BEGIN Data entries

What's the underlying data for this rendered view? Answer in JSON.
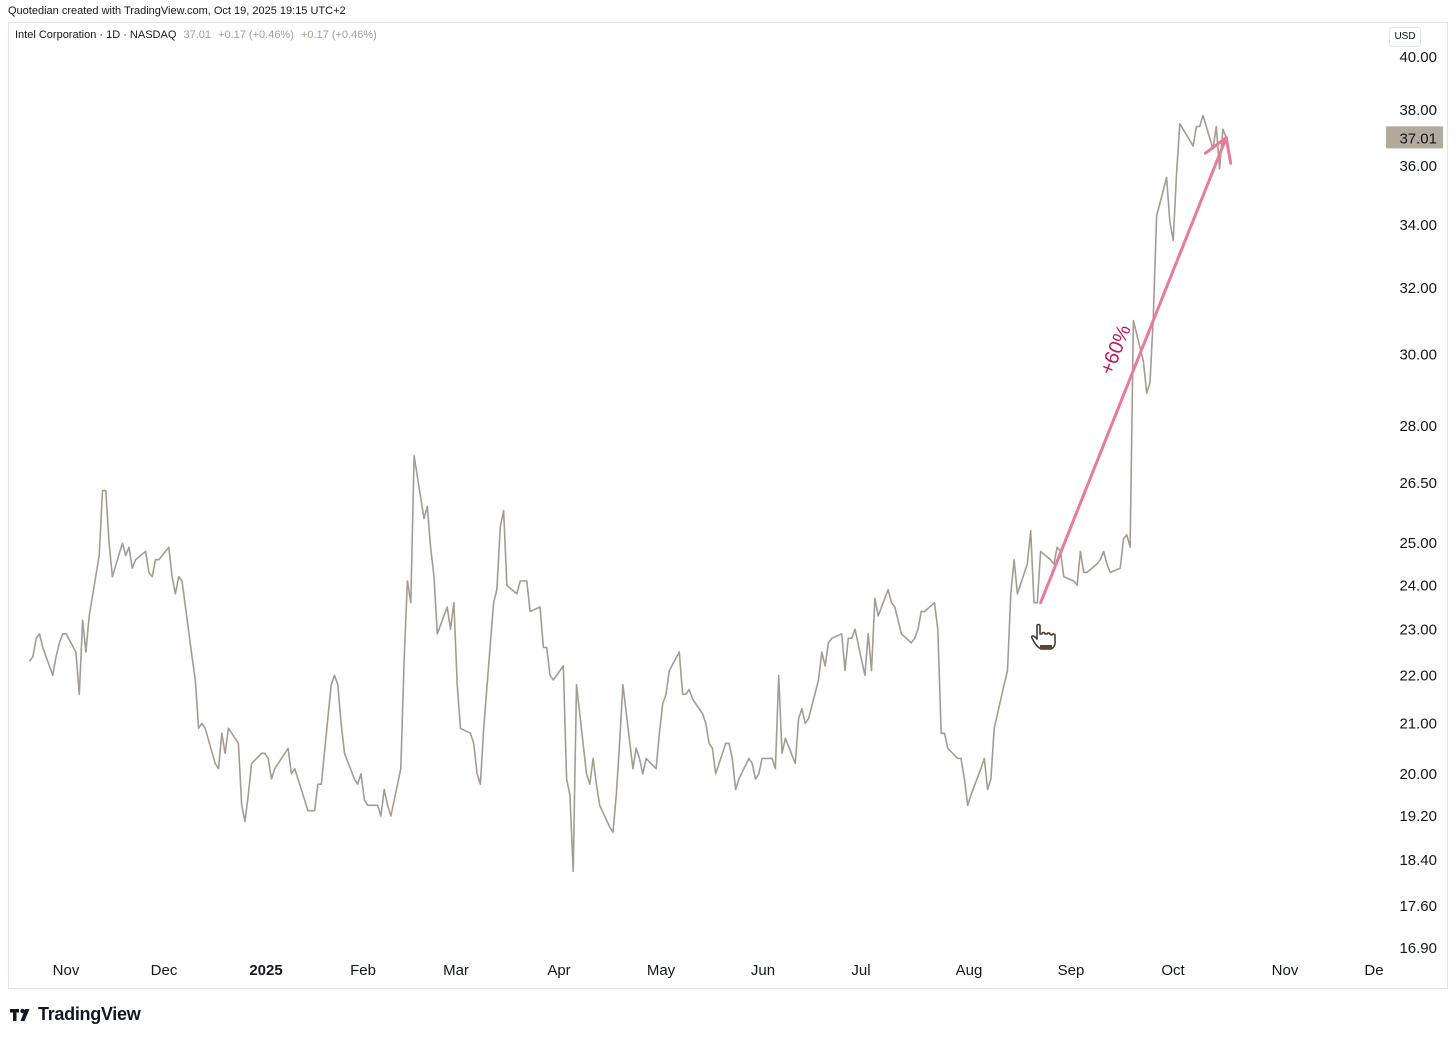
{
  "header": {
    "credit": "Quotedian created with TradingView.com, Oct 19, 2025 19:15 UTC+2"
  },
  "legend": {
    "symbol": "Intel Corporation · 1D · NASDAQ",
    "price": "37.01",
    "change1": "+0.17 (+0.46%)",
    "change2": "+0.17 (+0.46%)"
  },
  "currency_button": "USD",
  "footer": {
    "brand": "TradingView",
    "logo_icon": "tradingview-logo-icon"
  },
  "colors": {
    "line": "#a59c8f",
    "annotation": "#e77c9a",
    "annotation_text": "#c2185b",
    "price_label_bg": "#b3aa9e"
  },
  "cursor_icon": "hand-pointer-icon",
  "chart_data": {
    "type": "line",
    "title": "Intel Corporation · 1D · NASDAQ",
    "scale": "log",
    "ylim": [
      16.9,
      40.0
    ],
    "yticks": [
      "40.00",
      "38.00",
      "36.00",
      "34.00",
      "32.00",
      "30.00",
      "28.00",
      "26.50",
      "25.00",
      "24.00",
      "23.00",
      "22.00",
      "21.00",
      "20.00",
      "19.20",
      "18.40",
      "17.60",
      "16.90"
    ],
    "xticks": [
      "Nov",
      "Dec",
      "2025",
      "Feb",
      "Mar",
      "Apr",
      "May",
      "Jun",
      "Jul",
      "Aug",
      "Sep",
      "Oct",
      "Nov",
      "De"
    ],
    "grid": false,
    "last_price_label": "37.01",
    "annotation": {
      "label": "+60%",
      "from": [
        "2025-08-22",
        23.6
      ],
      "to": [
        "2025-10-17",
        37.0
      ]
    },
    "series": [
      {
        "start": "2024-10-21",
        "values": [
          22.3,
          22.4,
          22.8,
          22.9,
          22.6,
          22.0,
          22.4,
          22.7,
          22.9,
          22.9,
          22.5,
          21.6,
          23.2,
          22.5,
          23.3,
          24.7,
          26.3,
          26.3,
          25.0,
          24.2,
          25.0,
          24.7,
          24.9,
          24.4,
          24.6,
          24.8,
          24.3,
          24.2,
          24.6,
          24.6,
          24.9,
          24.2,
          23.8,
          24.2,
          24.1,
          22.4,
          21.9,
          20.9,
          21.0,
          20.9,
          20.2,
          20.1,
          20.8,
          20.4,
          20.9,
          20.6,
          19.4,
          19.1,
          19.6,
          20.2,
          20.4,
          20.4,
          20.3,
          19.9,
          20.1,
          20.4,
          20.5,
          20.0,
          20.1,
          19.9,
          19.3,
          19.3,
          19.3,
          19.8,
          19.8,
          21.8,
          22.0,
          21.8,
          21.0,
          20.4,
          19.9,
          19.8,
          20.0,
          19.5,
          19.4,
          19.4,
          19.2,
          19.7,
          19.4,
          19.2,
          20.1,
          22.3,
          24.1,
          23.6,
          27.2,
          25.6,
          25.9,
          24.9,
          24.2,
          22.9,
          23.5,
          23.0,
          23.6,
          21.8,
          20.9,
          20.8,
          20.6,
          20.0,
          19.8,
          20.9,
          23.6,
          23.9,
          25.4,
          25.8,
          24.0,
          23.8,
          24.1,
          24.1,
          24.1,
          23.4,
          23.5,
          22.6,
          22.6,
          22.0,
          21.9,
          22.2,
          19.9,
          19.6,
          18.2,
          21.8,
          20.0,
          19.8,
          20.3,
          19.8,
          19.4,
          19.0,
          18.9,
          19.6,
          20.6,
          21.8,
          20.1,
          20.5,
          20.3,
          20.0,
          20.3,
          20.1,
          20.8,
          21.4,
          21.6,
          22.1,
          22.5,
          21.6,
          21.6,
          21.7,
          21.5,
          21.2,
          21.0,
          20.6,
          20.5,
          20.0,
          20.6,
          20.6,
          20.3,
          19.7,
          19.9,
          20.3,
          20.2,
          19.9,
          20.0,
          20.3,
          20.3,
          20.1,
          22.0,
          20.4,
          20.7,
          20.2,
          21.1,
          21.3,
          21.0,
          21.1,
          21.9,
          22.5,
          22.2,
          22.7,
          22.8,
          22.9,
          22.1,
          22.8,
          22.8,
          23.0,
          22.0,
          22.9,
          22.1,
          23.7,
          23.3,
          23.9,
          23.6,
          23.5,
          23.2,
          22.9,
          22.7,
          22.8,
          23.0,
          23.4,
          23.4,
          23.6,
          23.0,
          20.8,
          20.8,
          20.5,
          20.3,
          20.3,
          19.9,
          19.4,
          19.6,
          20.1,
          20.3,
          19.7,
          19.9,
          20.9,
          21.8,
          22.1,
          23.8,
          24.6,
          23.8,
          24.5,
          25.3,
          23.6,
          23.6,
          24.8,
          24.6,
          24.5,
          24.9,
          24.8,
          24.2,
          24.1,
          24.0,
          24.8,
          24.3,
          24.3,
          24.5,
          24.6,
          24.8,
          24.5,
          24.3,
          24.4,
          25.1,
          25.2,
          24.9,
          31.0,
          29.8,
          28.9,
          29.2,
          31.1,
          34.3,
          35.6,
          34.1,
          33.5,
          35.7,
          37.5,
          36.9,
          36.7,
          37.4,
          37.4,
          37.8,
          36.6,
          37.4,
          35.9,
          37.3,
          37.0
        ]
      }
    ]
  }
}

END Data entries

_Given task:_ The listing above must be printed again exactly, minus its pictures.

_Result of this task:_
What's the underlying data for this rendered view? Answer in JSON.
{
  "header": {
    "credit": "Quotedian created with TradingView.com, Oct 19, 2025 19:15 UTC+2"
  },
  "legend": {
    "symbol": "Intel Corporation · 1D · NASDAQ",
    "price": "37.01",
    "change1": "+0.17 (+0.46%)",
    "change2": "+0.17 (+0.46%)"
  },
  "currency_button": "USD",
  "footer": {
    "brand": "TradingView",
    "logo_icon": "tradingview-logo-icon"
  },
  "colors": {
    "line": "#a59c8f",
    "annotation": "#e77c9a",
    "annotation_text": "#c2185b",
    "price_label_bg": "#b3aa9e"
  },
  "cursor_icon": "hand-pointer-icon",
  "chart_data": {
    "type": "line",
    "title": "Intel Corporation · 1D · NASDAQ",
    "scale": "log",
    "ylim": [
      16.9,
      40.0
    ],
    "yticks": [
      "40.00",
      "38.00",
      "36.00",
      "34.00",
      "32.00",
      "30.00",
      "28.00",
      "26.50",
      "25.00",
      "24.00",
      "23.00",
      "22.00",
      "21.00",
      "20.00",
      "19.20",
      "18.40",
      "17.60",
      "16.90"
    ],
    "xticks": [
      "Nov",
      "Dec",
      "2025",
      "Feb",
      "Mar",
      "Apr",
      "May",
      "Jun",
      "Jul",
      "Aug",
      "Sep",
      "Oct",
      "Nov",
      "De"
    ],
    "grid": false,
    "last_price_label": "37.01",
    "annotation": {
      "label": "+60%",
      "from": [
        "2025-08-22",
        23.6
      ],
      "to": [
        "2025-10-17",
        37.0
      ]
    },
    "series": [
      {
        "start": "2024-10-21",
        "values": [
          22.3,
          22.4,
          22.8,
          22.9,
          22.6,
          22.0,
          22.4,
          22.7,
          22.9,
          22.9,
          22.5,
          21.6,
          23.2,
          22.5,
          23.3,
          24.7,
          26.3,
          26.3,
          25.0,
          24.2,
          25.0,
          24.7,
          24.9,
          24.4,
          24.6,
          24.8,
          24.3,
          24.2,
          24.6,
          24.6,
          24.9,
          24.2,
          23.8,
          24.2,
          24.1,
          22.4,
          21.9,
          20.9,
          21.0,
          20.9,
          20.2,
          20.1,
          20.8,
          20.4,
          20.9,
          20.6,
          19.4,
          19.1,
          19.6,
          20.2,
          20.4,
          20.4,
          20.3,
          19.9,
          20.1,
          20.4,
          20.5,
          20.0,
          20.1,
          19.9,
          19.3,
          19.3,
          19.3,
          19.8,
          19.8,
          21.8,
          22.0,
          21.8,
          21.0,
          20.4,
          19.9,
          19.8,
          20.0,
          19.5,
          19.4,
          19.4,
          19.2,
          19.7,
          19.4,
          19.2,
          20.1,
          22.3,
          24.1,
          23.6,
          27.2,
          25.6,
          25.9,
          24.9,
          24.2,
          22.9,
          23.5,
          23.0,
          23.6,
          21.8,
          20.9,
          20.8,
          20.6,
          20.0,
          19.8,
          20.9,
          23.6,
          23.9,
          25.4,
          25.8,
          24.0,
          23.8,
          24.1,
          24.1,
          24.1,
          23.4,
          23.5,
          22.6,
          22.6,
          22.0,
          21.9,
          22.2,
          19.9,
          19.6,
          18.2,
          21.8,
          20.0,
          19.8,
          20.3,
          19.8,
          19.4,
          19.0,
          18.9,
          19.6,
          20.6,
          21.8,
          20.1,
          20.5,
          20.3,
          20.0,
          20.3,
          20.1,
          20.8,
          21.4,
          21.6,
          22.1,
          22.5,
          21.6,
          21.6,
          21.7,
          21.5,
          21.2,
          21.0,
          20.6,
          20.5,
          20.0,
          20.6,
          20.6,
          20.3,
          19.7,
          19.9,
          20.3,
          20.2,
          19.9,
          20.0,
          20.3,
          20.3,
          20.1,
          22.0,
          20.4,
          20.7,
          20.2,
          21.1,
          21.3,
          21.0,
          21.1,
          21.9,
          22.5,
          22.2,
          22.7,
          22.8,
          22.9,
          22.1,
          22.8,
          22.8,
          23.0,
          22.0,
          22.9,
          22.1,
          23.7,
          23.3,
          23.9,
          23.6,
          23.5,
          23.2,
          22.9,
          22.7,
          22.8,
          23.0,
          23.4,
          23.4,
          23.6,
          23.0,
          20.8,
          20.8,
          20.5,
          20.3,
          20.3,
          19.9,
          19.4,
          19.6,
          20.1,
          20.3,
          19.7,
          19.9,
          20.9,
          21.8,
          22.1,
          23.8,
          24.6,
          23.8,
          24.5,
          25.3,
          23.6,
          23.6,
          24.8,
          24.6,
          24.5,
          24.9,
          24.8,
          24.2,
          24.1,
          24.0,
          24.8,
          24.3,
          24.3,
          24.5,
          24.6,
          24.8,
          24.5,
          24.3,
          24.4,
          25.1,
          25.2,
          24.9,
          31.0,
          29.8,
          28.9,
          29.2,
          31.1,
          34.3,
          35.6,
          34.1,
          33.5,
          35.7,
          37.5,
          36.9,
          36.7,
          37.4,
          37.4,
          37.8,
          36.6,
          37.4,
          35.9,
          37.3,
          37.0
        ]
      }
    ]
  }
}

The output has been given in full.